Extracted text ->

------------

NEWS

SILENT FILM SCORE BY SIMON DOBSON

PREMIERE 16TH OCTOBER

BY THE BAND OF HER MAJESTY’S ROYAL MARINES

At the Queen Elizabeth Hall, London

The BFI National Archive is pleased to announce that the world premiere of a new restoration of a major British silent film, The Battles of Coronel and Falkland Islands (1927) will be unveiled as the BFI London Film Festival Archive gala screening, presented in in partnership with American Express®, on 16th October 2014, at the Queen Elizabeth Hall followed by a nationwide release in cinemas, with a simultaneous release on BFI Player and later issued on BFI DVD. This virtually unknown film offers a stunning recreation of two key battles faced by the Royal Navy in the early days of World War One,

The first major engagement between German and British ships at Coronel was a terrible defeat for Britain with the loss of two warships achieved by Admiral Graf von Spee. Six weeks later British honour was ready to be salvaged in a battle which changed the course of the war at sea.

The film will have a stirring new score, commissioned from award-winning composer, Simon Dobson, whose previous work includes a musical commemoration of the Penlee lifeboat tragedy. The score will be performed, appropriately, by 24 members of the Band of Her Majesty’s Royal Marines in honour of the 24 members of the band who lost their lives with the sinking of HMS Monmouth at the battle of Coronel.

------------

Recorded information ->

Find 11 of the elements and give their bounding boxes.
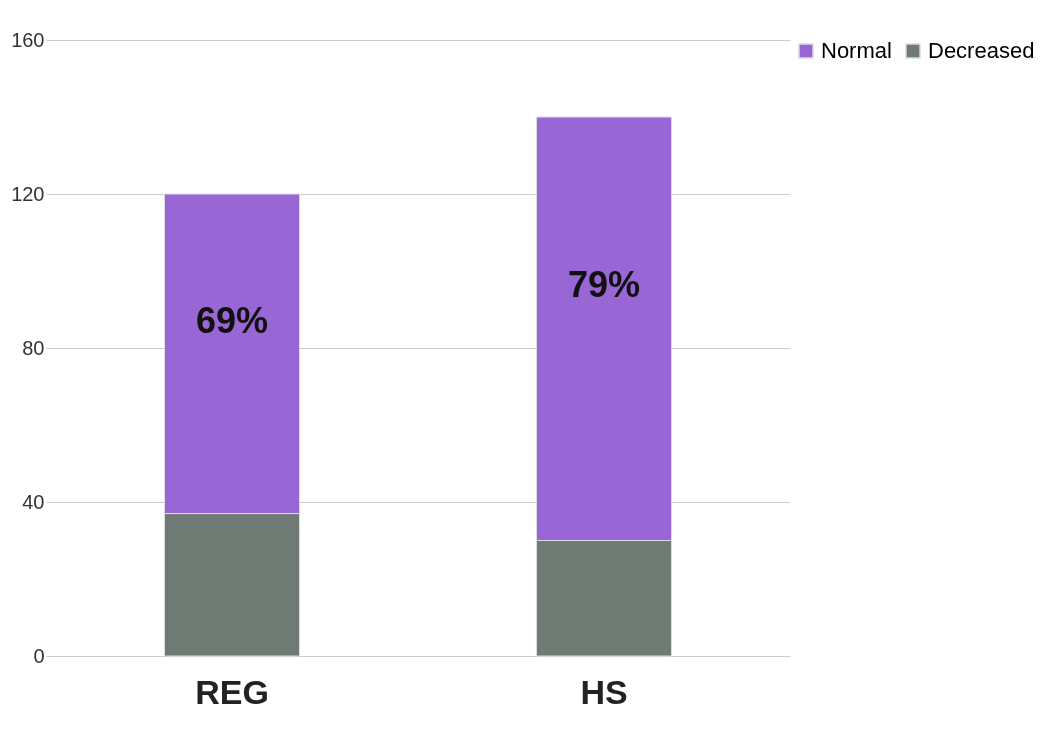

------------

Copy out the news item above about Simon Dobson's silent film score in full, word for word.

Output ->
NEWS

SILENT FILM SCORE BY SIMON DOBSON

PREMIERE 16TH OCTOBER

BY THE BAND OF HER MAJESTY’S ROYAL MARINES

At the Queen Elizabeth Hall, London

The BFI National Archive is pleased to announce that the world premiere of a new restoration of a major British silent film, The Battles of Coronel and Falkland Islands (1927) will be unveiled as the BFI London Film Festival Archive gala screening, presented in in partnership with American Express®, on 16th October 2014, at the Queen Elizabeth Hall followed by a nationwide release in cinemas, with a simultaneous release on BFI Player and later issued on BFI DVD. This virtually unknown film offers a stunning recreation of two key battles faced by the Royal Navy in the early days of World War One,

The first major engagement between German and British ships at Coronel was a terrible defeat for Britain with the loss of two warships achieved by Admiral Graf von Spee. Six weeks later British honour was ready to be salvaged in a battle which changed the course of the war at sea.

The film will have a stirring new score, commissioned from award-winning composer, Simon Dobson, whose previous work includes a musical commemoration of the Penlee lifeboat tragedy. The score will be performed, appropriately, by 24 members of the Band of Her Majesty’s Royal Marines in honour of the 24 members of the band who lost their lives with the sinking of HMS Monmouth at the battle of Coronel.